WRITTEN REQUEST:
Print each line of the listing once more, precisely as given.

---------- ENTRIES SHOWN ----------

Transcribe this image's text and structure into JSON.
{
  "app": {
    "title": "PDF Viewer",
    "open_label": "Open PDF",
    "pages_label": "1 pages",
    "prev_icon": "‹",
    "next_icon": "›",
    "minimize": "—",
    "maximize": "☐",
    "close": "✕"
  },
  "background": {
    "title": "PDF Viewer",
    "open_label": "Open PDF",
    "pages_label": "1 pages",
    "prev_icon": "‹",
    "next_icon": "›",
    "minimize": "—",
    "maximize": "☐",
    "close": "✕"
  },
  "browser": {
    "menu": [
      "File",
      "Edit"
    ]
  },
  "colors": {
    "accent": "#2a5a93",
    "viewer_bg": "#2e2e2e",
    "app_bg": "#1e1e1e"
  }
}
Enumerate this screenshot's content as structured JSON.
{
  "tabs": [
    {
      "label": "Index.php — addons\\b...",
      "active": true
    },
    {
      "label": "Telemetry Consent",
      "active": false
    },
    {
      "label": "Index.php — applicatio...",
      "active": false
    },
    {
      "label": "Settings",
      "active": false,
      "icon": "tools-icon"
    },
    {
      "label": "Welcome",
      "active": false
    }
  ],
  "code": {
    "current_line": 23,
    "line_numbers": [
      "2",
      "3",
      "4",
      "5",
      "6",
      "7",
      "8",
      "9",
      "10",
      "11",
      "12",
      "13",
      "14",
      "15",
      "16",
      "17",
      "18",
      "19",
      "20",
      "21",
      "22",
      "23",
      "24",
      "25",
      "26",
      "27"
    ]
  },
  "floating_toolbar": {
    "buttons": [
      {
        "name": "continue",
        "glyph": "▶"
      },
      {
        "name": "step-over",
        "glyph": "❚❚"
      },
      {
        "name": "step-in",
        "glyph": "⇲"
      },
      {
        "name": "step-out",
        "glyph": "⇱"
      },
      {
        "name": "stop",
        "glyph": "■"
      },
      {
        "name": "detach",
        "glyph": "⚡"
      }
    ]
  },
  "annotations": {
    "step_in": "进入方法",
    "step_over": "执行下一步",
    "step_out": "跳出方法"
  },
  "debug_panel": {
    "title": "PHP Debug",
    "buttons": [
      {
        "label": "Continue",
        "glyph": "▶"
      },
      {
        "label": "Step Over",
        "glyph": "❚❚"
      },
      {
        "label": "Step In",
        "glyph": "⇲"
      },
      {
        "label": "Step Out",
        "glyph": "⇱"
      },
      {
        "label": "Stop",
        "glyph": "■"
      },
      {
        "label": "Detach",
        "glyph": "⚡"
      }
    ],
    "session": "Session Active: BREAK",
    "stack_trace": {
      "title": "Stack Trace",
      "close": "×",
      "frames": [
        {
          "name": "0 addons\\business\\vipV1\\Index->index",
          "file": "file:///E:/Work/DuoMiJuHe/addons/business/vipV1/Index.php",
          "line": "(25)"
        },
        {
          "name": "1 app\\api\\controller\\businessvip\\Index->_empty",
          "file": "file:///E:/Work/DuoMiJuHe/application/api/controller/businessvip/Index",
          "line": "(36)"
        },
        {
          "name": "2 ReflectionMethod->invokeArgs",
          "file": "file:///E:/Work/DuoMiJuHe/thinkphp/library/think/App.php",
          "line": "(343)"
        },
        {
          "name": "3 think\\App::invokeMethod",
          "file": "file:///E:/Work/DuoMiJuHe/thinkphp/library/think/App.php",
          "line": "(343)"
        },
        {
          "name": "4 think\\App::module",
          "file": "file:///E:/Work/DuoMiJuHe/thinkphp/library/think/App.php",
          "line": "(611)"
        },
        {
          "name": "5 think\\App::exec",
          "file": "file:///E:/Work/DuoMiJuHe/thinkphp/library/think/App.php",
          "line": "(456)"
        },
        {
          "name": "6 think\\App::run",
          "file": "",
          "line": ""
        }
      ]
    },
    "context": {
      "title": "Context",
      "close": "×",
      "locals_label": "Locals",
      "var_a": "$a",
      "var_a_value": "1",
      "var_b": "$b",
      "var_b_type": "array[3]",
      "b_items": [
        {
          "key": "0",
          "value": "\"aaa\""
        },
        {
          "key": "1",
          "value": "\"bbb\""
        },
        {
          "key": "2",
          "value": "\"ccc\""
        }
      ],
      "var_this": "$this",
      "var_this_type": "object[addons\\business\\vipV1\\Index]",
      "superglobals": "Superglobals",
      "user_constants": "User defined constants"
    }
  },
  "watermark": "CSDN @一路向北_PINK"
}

----------

FULL RESPONSE:
Transcribe this image's text and structure into JSON.
{
  "app": {
    "title": "PDF Viewer",
    "open_label": "Open PDF",
    "pages_label": "1 pages",
    "prev_icon": "‹",
    "next_icon": "›",
    "minimize": "—",
    "maximize": "☐",
    "close": "✕"
  },
  "background": {
    "title": "PDF Viewer",
    "open_label": "Open PDF",
    "pages_label": "1 pages",
    "prev_icon": "‹",
    "next_icon": "›",
    "minimize": "—",
    "maximize": "☐",
    "close": "✕"
  },
  "browser": {
    "menu": [
      "File",
      "Edit"
    ]
  },
  "colors": {
    "accent": "#2a5a93",
    "viewer_bg": "#2e2e2e",
    "app_bg": "#1e1e1e"
  }
}
Enumerate this screenshot's content as structured JSON.
{
  "tabs": [
    {
      "label": "Index.php — addons\\b...",
      "active": true
    },
    {
      "label": "Telemetry Consent",
      "active": false
    },
    {
      "label": "Index.php — applicatio...",
      "active": false
    },
    {
      "label": "Settings",
      "active": false,
      "icon": "tools-icon"
    },
    {
      "label": "Welcome",
      "active": false
    }
  ],
  "code": {
    "current_line": 23,
    "line_numbers": [
      "2",
      "3",
      "4",
      "5",
      "6",
      "7",
      "8",
      "9",
      "10",
      "11",
      "12",
      "13",
      "14",
      "15",
      "16",
      "17",
      "18",
      "19",
      "20",
      "21",
      "22",
      "23",
      "24",
      "25",
      "26",
      "27"
    ]
  },
  "floating_toolbar": {
    "buttons": [
      {
        "name": "continue",
        "glyph": "▶"
      },
      {
        "name": "step-over",
        "glyph": "❚❚"
      },
      {
        "name": "step-in",
        "glyph": "⇲"
      },
      {
        "name": "step-out",
        "glyph": "⇱"
      },
      {
        "name": "stop",
        "glyph": "■"
      },
      {
        "name": "detach",
        "glyph": "⚡"
      }
    ]
  },
  "annotations": {
    "step_in": "进入方法",
    "step_over": "执行下一步",
    "step_out": "跳出方法"
  },
  "debug_panel": {
    "title": "PHP Debug",
    "buttons": [
      {
        "label": "Continue",
        "glyph": "▶"
      },
      {
        "label": "Step Over",
        "glyph": "❚❚"
      },
      {
        "label": "Step In",
        "glyph": "⇲"
      },
      {
        "label": "Step Out",
        "glyph": "⇱"
      },
      {
        "label": "Stop",
        "glyph": "■"
      },
      {
        "label": "Detach",
        "glyph": "⚡"
      }
    ],
    "session": "Session Active: BREAK",
    "stack_trace": {
      "title": "Stack Trace",
      "close": "×",
      "frames": [
        {
          "name": "0 addons\\business\\vipV1\\Index->index",
          "file": "file:///E:/Work/DuoMiJuHe/addons/business/vipV1/Index.php",
          "line": "(25)"
        },
        {
          "name": "1 app\\api\\controller\\businessvip\\Index->_empty",
          "file": "file:///E:/Work/DuoMiJuHe/application/api/controller/businessvip/Index",
          "line": "(36)"
        },
        {
          "name": "2 ReflectionMethod->invokeArgs",
          "file": "file:///E:/Work/DuoMiJuHe/thinkphp/library/think/App.php",
          "line": "(343)"
        },
        {
          "name": "3 think\\App::invokeMethod",
          "file": "file:///E:/Work/DuoMiJuHe/thinkphp/library/think/App.php",
          "line": "(343)"
        },
        {
          "name": "4 think\\App::module",
          "file": "file:///E:/Work/DuoMiJuHe/thinkphp/library/think/App.php",
          "line": "(611)"
        },
        {
          "name": "5 think\\App::exec",
          "file": "file:///E:/Work/DuoMiJuHe/thinkphp/library/think/App.php",
          "line": "(456)"
        },
        {
          "name": "6 think\\App::run",
          "file": "",
          "line": ""
        }
      ]
    },
    "context": {
      "title": "Context",
      "close": "×",
      "locals_label": "Locals",
      "var_a": "$a",
      "var_a_value": "1",
      "var_b": "$b",
      "var_b_type": "array[3]",
      "b_items": [
        {
          "key": "0",
          "value": "\"aaa\""
        },
        {
          "key": "1",
          "value": "\"bbb\""
        },
        {
          "key": "2",
          "value": "\"ccc\""
        }
      ],
      "var_this": "$this",
      "var_this_type": "object[addons\\business\\vipV1\\Index]",
      "superglobals": "Superglobals",
      "user_constants": "User defined constants"
    }
  },
  "watermark": "CSDN @一路向北_PINK"
}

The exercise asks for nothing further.